YOUR INSTRUCTIONS:
Check every line below for the word "often" and give only the number of lines where it appears.

┌─ RECORDED DATA

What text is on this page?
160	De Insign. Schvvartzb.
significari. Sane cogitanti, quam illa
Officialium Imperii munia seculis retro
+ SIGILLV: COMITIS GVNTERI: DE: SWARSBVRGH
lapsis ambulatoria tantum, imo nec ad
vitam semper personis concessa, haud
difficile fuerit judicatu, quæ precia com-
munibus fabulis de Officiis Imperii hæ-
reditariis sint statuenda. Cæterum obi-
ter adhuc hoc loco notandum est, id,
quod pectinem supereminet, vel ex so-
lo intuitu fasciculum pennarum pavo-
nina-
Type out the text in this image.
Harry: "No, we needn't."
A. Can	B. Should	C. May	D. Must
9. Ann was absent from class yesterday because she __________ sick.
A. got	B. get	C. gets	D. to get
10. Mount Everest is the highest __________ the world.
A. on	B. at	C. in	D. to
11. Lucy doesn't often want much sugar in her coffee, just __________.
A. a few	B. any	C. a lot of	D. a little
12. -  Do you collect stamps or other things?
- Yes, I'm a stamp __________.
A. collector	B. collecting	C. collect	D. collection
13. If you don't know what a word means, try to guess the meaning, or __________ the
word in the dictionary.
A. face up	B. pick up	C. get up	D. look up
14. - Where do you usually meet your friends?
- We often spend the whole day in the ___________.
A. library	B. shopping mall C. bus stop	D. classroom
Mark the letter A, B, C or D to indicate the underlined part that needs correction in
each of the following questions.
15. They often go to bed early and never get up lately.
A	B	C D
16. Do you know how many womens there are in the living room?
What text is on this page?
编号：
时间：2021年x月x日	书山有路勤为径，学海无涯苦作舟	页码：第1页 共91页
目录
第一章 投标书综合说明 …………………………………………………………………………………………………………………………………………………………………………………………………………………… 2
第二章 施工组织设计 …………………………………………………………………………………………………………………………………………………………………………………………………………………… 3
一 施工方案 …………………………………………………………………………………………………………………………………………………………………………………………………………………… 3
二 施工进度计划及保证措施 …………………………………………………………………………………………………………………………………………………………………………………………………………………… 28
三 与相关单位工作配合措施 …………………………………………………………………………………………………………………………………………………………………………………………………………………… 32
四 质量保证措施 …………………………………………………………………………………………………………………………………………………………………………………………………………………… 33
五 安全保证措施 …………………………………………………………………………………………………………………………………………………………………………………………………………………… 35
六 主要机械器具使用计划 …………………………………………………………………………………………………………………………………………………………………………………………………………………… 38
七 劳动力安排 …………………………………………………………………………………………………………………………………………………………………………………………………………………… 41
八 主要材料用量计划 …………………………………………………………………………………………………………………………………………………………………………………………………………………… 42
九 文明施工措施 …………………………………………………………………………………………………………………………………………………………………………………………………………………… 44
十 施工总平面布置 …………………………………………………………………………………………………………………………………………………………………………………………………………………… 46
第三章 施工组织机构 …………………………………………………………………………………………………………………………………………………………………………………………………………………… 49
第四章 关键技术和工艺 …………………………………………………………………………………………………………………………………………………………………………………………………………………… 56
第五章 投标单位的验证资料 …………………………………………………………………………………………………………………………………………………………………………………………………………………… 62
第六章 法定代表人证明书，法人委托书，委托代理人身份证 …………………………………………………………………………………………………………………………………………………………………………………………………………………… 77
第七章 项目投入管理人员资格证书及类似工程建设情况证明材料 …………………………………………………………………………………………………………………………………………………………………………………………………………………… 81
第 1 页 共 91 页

└─

RESPONSE TO THIS TASK:
3